Records contained in a dataset:
════════

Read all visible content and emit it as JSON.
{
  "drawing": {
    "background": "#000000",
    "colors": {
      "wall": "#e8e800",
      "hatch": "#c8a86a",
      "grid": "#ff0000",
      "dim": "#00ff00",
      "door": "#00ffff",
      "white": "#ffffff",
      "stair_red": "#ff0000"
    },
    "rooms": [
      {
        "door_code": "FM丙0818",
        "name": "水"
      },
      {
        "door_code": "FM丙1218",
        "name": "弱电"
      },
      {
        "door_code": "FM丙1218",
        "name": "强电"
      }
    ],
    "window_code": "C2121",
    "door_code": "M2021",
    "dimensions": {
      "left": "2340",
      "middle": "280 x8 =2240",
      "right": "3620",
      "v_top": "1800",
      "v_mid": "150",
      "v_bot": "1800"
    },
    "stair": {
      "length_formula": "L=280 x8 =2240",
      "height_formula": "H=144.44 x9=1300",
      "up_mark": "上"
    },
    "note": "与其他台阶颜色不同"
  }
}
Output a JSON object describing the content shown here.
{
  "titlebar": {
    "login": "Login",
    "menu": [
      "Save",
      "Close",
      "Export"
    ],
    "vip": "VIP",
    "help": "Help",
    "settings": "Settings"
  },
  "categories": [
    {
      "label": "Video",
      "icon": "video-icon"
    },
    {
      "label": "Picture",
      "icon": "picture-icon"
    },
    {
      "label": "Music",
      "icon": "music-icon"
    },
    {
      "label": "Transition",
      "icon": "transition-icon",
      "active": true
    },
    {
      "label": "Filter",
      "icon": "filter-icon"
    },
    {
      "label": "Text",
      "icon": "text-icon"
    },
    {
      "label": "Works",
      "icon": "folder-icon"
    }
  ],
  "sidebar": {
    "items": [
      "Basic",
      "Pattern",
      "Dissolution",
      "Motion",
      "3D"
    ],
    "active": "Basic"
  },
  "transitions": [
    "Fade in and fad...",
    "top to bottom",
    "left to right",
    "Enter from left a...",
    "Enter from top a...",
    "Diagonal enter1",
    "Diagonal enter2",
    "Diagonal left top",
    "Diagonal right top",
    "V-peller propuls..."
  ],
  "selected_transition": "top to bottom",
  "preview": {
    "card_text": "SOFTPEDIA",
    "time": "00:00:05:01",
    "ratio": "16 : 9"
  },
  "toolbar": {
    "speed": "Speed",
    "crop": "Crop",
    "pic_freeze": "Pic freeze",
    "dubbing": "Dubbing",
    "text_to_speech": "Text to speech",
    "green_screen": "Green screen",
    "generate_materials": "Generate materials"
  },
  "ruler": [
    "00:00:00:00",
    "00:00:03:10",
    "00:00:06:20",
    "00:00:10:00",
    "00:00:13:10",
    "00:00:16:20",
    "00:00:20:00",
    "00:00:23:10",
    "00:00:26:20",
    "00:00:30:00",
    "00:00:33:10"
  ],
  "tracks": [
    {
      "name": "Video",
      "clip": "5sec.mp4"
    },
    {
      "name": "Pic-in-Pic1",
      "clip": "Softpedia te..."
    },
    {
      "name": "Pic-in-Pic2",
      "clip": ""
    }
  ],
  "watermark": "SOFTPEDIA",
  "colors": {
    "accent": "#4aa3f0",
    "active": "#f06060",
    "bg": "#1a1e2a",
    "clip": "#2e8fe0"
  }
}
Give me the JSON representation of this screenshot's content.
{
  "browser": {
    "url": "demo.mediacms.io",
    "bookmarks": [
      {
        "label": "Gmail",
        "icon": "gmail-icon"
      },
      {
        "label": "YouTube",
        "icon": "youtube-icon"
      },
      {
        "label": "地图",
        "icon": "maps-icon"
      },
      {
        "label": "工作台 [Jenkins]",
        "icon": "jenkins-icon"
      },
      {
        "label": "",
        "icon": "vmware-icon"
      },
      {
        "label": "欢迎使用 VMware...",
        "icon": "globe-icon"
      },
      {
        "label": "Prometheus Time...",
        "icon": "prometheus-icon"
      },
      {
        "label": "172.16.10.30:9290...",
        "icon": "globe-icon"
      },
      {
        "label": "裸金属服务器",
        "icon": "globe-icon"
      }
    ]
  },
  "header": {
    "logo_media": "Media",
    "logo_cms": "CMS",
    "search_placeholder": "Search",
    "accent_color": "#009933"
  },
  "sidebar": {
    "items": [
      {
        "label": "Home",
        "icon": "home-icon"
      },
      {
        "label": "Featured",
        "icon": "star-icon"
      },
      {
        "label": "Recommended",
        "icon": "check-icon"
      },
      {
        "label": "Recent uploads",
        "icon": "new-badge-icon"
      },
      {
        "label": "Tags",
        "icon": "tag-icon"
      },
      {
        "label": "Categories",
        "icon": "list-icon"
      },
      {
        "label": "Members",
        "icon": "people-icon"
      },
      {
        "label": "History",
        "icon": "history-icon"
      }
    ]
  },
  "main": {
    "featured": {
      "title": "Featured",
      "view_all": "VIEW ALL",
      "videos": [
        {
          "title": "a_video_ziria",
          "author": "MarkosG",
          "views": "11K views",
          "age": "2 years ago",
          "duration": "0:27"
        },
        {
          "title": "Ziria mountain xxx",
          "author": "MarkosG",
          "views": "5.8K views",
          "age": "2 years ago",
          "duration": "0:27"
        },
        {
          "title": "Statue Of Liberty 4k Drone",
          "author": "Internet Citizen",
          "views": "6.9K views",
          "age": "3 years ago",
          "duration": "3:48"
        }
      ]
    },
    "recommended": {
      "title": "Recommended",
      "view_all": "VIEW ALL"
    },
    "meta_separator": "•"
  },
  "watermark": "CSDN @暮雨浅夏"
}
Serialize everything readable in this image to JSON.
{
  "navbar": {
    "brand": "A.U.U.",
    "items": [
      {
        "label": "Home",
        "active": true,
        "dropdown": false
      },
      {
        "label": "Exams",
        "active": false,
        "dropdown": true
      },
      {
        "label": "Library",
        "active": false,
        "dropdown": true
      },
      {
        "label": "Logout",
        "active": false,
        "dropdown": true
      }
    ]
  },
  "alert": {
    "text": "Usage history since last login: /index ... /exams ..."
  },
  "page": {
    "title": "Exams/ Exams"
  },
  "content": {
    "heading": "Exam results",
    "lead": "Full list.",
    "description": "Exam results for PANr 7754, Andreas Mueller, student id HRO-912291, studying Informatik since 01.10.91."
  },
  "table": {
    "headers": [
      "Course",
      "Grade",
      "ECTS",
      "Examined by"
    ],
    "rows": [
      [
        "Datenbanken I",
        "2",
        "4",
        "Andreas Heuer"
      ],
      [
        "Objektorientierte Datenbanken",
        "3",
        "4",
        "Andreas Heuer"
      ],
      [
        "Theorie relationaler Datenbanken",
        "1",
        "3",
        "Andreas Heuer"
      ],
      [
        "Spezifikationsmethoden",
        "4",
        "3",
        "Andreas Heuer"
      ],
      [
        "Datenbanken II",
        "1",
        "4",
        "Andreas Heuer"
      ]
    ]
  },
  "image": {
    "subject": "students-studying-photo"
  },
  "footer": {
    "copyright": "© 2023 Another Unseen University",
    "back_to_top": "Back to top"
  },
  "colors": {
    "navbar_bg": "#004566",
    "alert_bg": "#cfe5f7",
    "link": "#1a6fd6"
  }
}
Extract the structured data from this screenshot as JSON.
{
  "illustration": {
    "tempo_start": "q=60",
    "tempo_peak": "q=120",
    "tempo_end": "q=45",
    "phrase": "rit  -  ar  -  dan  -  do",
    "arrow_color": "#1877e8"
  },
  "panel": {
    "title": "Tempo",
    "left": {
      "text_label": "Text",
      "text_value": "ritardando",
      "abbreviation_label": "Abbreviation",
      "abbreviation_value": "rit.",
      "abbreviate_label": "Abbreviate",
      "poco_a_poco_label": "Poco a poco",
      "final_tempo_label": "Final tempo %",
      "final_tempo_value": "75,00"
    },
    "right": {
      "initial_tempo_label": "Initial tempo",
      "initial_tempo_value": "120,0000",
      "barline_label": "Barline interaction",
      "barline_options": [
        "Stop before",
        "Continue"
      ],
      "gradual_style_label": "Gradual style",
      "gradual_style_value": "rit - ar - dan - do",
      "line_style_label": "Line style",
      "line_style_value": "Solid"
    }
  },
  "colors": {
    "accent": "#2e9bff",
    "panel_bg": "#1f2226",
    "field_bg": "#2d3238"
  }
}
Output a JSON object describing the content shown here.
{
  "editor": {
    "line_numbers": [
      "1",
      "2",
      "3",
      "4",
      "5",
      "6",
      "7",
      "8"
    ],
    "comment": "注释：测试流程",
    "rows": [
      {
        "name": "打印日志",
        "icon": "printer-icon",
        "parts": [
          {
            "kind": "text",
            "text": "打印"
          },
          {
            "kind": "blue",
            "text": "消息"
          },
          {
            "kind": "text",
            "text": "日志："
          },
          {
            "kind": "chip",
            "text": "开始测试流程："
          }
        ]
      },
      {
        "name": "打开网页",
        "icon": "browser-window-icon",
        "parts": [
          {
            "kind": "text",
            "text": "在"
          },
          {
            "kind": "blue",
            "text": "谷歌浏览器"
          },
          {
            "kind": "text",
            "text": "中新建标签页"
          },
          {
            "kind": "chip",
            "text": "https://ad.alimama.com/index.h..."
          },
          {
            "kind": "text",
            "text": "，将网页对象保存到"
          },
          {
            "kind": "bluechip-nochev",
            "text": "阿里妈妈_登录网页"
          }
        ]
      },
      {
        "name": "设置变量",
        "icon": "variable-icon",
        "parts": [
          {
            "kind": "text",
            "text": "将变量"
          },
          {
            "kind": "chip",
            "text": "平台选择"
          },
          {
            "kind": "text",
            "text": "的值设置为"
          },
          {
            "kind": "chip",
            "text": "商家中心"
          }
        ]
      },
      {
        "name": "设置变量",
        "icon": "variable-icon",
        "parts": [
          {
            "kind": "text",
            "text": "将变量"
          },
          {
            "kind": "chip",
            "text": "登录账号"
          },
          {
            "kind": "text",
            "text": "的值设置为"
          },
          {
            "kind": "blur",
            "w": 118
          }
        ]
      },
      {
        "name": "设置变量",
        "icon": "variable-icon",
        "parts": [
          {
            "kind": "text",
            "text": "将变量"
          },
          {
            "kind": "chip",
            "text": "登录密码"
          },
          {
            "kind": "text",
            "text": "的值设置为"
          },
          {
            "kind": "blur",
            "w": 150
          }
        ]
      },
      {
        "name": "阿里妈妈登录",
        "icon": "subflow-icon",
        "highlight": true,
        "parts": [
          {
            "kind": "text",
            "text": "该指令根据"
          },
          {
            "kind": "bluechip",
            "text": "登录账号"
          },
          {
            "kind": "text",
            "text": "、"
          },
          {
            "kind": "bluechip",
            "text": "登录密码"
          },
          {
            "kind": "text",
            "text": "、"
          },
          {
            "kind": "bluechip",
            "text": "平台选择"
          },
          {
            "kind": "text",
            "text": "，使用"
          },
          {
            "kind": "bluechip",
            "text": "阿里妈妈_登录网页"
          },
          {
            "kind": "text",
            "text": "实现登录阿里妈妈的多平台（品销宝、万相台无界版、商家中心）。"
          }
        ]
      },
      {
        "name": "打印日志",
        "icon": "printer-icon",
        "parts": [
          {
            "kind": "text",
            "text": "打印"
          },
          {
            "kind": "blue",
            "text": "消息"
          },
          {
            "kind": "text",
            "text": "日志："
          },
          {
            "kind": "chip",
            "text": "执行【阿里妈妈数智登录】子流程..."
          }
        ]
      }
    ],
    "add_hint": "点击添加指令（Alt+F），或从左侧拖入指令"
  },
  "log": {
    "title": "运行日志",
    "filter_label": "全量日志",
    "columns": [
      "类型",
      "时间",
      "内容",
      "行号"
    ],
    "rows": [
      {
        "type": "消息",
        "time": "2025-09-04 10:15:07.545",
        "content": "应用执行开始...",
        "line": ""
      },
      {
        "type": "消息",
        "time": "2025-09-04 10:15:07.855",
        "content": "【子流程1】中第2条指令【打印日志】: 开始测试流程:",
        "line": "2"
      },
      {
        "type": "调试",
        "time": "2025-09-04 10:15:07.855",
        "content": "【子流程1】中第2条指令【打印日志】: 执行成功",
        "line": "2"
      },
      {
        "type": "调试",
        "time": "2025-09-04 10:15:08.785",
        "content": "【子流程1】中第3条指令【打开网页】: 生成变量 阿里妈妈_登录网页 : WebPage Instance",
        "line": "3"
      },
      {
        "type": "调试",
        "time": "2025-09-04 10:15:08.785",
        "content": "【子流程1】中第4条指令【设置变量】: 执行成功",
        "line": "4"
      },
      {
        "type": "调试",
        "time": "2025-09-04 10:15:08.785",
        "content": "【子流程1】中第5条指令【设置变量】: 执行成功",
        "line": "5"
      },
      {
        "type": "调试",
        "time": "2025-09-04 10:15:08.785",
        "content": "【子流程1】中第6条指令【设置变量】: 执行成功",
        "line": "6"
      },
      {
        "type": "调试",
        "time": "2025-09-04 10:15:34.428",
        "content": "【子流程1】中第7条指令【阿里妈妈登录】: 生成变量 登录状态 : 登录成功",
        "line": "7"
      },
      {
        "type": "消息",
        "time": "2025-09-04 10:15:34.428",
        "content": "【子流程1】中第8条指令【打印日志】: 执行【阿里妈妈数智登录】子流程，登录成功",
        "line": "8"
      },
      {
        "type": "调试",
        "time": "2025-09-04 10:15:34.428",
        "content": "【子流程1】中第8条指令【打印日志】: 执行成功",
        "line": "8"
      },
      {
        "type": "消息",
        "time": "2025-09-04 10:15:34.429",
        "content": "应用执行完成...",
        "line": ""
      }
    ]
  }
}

════════

• _Prompt_: Copy every line of the listing containing the string "打开网页".

• _Response to this task_:
        "name": "打开网页",
        "content": "【子流程1】中第3条指令【打开网页】: 生成变量 阿里妈妈_登录网页 : WebPage Instance",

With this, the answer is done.